## Problem requirements
Copy every line of the data below without changing anything.

(Dataset entries)
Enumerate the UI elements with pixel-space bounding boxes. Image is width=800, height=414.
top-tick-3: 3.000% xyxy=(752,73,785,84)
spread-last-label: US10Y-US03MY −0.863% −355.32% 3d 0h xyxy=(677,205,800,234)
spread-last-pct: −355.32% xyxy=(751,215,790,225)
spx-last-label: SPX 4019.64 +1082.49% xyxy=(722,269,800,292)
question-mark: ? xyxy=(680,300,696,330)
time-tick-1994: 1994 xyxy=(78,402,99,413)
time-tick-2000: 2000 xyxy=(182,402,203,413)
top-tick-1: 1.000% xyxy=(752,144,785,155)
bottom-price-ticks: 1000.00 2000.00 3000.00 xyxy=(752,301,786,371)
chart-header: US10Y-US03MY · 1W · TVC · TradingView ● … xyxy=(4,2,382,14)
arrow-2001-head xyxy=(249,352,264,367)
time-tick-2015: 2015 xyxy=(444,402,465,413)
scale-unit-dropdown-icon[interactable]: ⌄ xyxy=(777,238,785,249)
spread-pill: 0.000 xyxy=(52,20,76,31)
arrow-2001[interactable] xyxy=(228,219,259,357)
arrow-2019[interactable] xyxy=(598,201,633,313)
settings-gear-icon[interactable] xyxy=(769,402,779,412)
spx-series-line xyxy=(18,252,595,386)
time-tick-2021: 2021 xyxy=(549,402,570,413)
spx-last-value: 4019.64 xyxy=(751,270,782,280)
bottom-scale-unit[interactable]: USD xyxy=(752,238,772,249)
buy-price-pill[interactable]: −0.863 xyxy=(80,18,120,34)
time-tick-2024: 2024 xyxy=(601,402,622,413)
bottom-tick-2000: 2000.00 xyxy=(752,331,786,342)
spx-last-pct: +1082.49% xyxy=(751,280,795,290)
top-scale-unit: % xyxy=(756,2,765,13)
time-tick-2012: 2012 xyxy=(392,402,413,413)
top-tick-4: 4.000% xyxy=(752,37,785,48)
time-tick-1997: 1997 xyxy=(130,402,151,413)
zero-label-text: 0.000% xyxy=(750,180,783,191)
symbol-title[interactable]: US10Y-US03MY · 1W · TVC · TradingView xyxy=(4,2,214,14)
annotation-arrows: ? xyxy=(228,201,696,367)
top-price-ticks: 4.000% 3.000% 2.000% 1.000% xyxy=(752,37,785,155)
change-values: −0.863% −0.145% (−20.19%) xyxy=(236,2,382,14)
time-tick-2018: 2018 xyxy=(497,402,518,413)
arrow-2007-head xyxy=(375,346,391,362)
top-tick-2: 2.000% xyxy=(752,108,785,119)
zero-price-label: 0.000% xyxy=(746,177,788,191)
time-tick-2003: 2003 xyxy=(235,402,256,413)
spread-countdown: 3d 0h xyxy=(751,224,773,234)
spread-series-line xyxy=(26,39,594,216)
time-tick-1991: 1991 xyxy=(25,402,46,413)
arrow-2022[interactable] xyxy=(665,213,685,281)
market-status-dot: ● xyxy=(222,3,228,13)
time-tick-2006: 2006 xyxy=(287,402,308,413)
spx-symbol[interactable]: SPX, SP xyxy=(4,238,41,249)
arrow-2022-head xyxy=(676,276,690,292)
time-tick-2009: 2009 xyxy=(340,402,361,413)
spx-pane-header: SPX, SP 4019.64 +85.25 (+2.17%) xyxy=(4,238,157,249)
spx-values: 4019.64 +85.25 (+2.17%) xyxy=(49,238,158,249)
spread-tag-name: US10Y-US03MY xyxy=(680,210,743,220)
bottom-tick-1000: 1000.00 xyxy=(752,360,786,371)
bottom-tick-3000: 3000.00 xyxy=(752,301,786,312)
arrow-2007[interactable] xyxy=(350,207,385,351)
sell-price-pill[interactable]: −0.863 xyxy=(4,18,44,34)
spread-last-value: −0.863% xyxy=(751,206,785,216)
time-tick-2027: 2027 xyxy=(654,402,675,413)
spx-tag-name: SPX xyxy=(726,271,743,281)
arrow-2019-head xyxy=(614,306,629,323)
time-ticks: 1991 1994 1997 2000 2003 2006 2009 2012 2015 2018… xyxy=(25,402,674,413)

## Task answer
Enumerate the UI elements with pixel-space bounding boxes. Image is width=800, height=414.
top-tick-3: 3.000% xyxy=(752,73,785,84)
spread-last-label: US10Y-US03MY −0.863% −355.32% 3d 0h xyxy=(677,205,800,234)
spread-last-pct: −355.32% xyxy=(751,215,790,225)
spx-last-label: SPX 4019.64 +1082.49% xyxy=(722,269,800,292)
question-mark: ? xyxy=(680,300,696,330)
time-tick-1994: 1994 xyxy=(78,402,99,413)
time-tick-2000: 2000 xyxy=(182,402,203,413)
top-tick-1: 1.000% xyxy=(752,144,785,155)
bottom-price-ticks: 1000.00 2000.00 3000.00 xyxy=(752,301,786,371)
chart-header: US10Y-US03MY · 1W · TVC · TradingView ● … xyxy=(4,2,382,14)
arrow-2001-head xyxy=(249,352,264,367)
time-tick-2015: 2015 xyxy=(444,402,465,413)
scale-unit-dropdown-icon[interactable]: ⌄ xyxy=(777,238,785,249)
spread-pill: 0.000 xyxy=(52,20,76,31)
arrow-2001[interactable] xyxy=(228,219,259,357)
arrow-2019[interactable] xyxy=(598,201,633,313)
settings-gear-icon[interactable] xyxy=(769,402,779,412)
spx-series-line xyxy=(18,252,595,386)
time-tick-2021: 2021 xyxy=(549,402,570,413)
spx-last-value: 4019.64 xyxy=(751,270,782,280)
bottom-scale-unit[interactable]: USD xyxy=(752,238,772,249)
buy-price-pill[interactable]: −0.863 xyxy=(80,18,120,34)
time-tick-2024: 2024 xyxy=(601,402,622,413)
bottom-tick-2000: 2000.00 xyxy=(752,331,786,342)
spx-last-pct: +1082.49% xyxy=(751,280,795,290)
top-scale-unit: % xyxy=(756,2,765,13)
time-tick-2012: 2012 xyxy=(392,402,413,413)
top-tick-4: 4.000% xyxy=(752,37,785,48)
time-tick-1997: 1997 xyxy=(130,402,151,413)
zero-label-text: 0.000% xyxy=(750,180,783,191)
symbol-title[interactable]: US10Y-US03MY · 1W · TVC · TradingView xyxy=(4,2,214,14)
annotation-arrows: ? xyxy=(228,201,696,367)
top-price-ticks: 4.000% 3.000% 2.000% 1.000% xyxy=(752,37,785,155)
change-values: −0.863% −0.145% (−20.19%) xyxy=(236,2,382,14)
time-tick-2018: 2018 xyxy=(497,402,518,413)
arrow-2007-head xyxy=(375,346,391,362)
top-tick-2: 2.000% xyxy=(752,108,785,119)
zero-price-label: 0.000% xyxy=(746,177,788,191)
time-tick-2003: 2003 xyxy=(235,402,256,413)
spread-countdown: 3d 0h xyxy=(751,224,773,234)
spread-series-line xyxy=(26,39,594,216)
time-tick-1991: 1991 xyxy=(25,402,46,413)
arrow-2022[interactable] xyxy=(665,213,685,281)
market-status-dot: ● xyxy=(222,3,228,13)
time-tick-2006: 2006 xyxy=(287,402,308,413)
spx-symbol[interactable]: SPX, SP xyxy=(4,238,41,249)
arrow-2022-head xyxy=(676,276,690,292)
time-tick-2009: 2009 xyxy=(340,402,361,413)
spx-pane-header: SPX, SP 4019.64 +85.25 (+2.17%) xyxy=(4,238,157,249)
spx-values: 4019.64 +85.25 (+2.17%) xyxy=(49,238,158,249)
spread-tag-name: US10Y-US03MY xyxy=(680,210,743,220)
bottom-tick-1000: 1000.00 xyxy=(752,360,786,371)
bottom-tick-3000: 3000.00 xyxy=(752,301,786,312)
arrow-2007[interactable] xyxy=(350,207,385,351)
sell-price-pill[interactable]: −0.863 xyxy=(4,18,44,34)
spread-last-value: −0.863% xyxy=(751,206,785,216)
time-tick-2027: 2027 xyxy=(654,402,675,413)
spx-tag-name: SPX xyxy=(726,271,743,281)
arrow-2019-head xyxy=(614,306,629,323)
time-ticks: 1991 1994 1997 2000 2003 2006 2009 2012 2015 2018… xyxy=(25,402,674,413)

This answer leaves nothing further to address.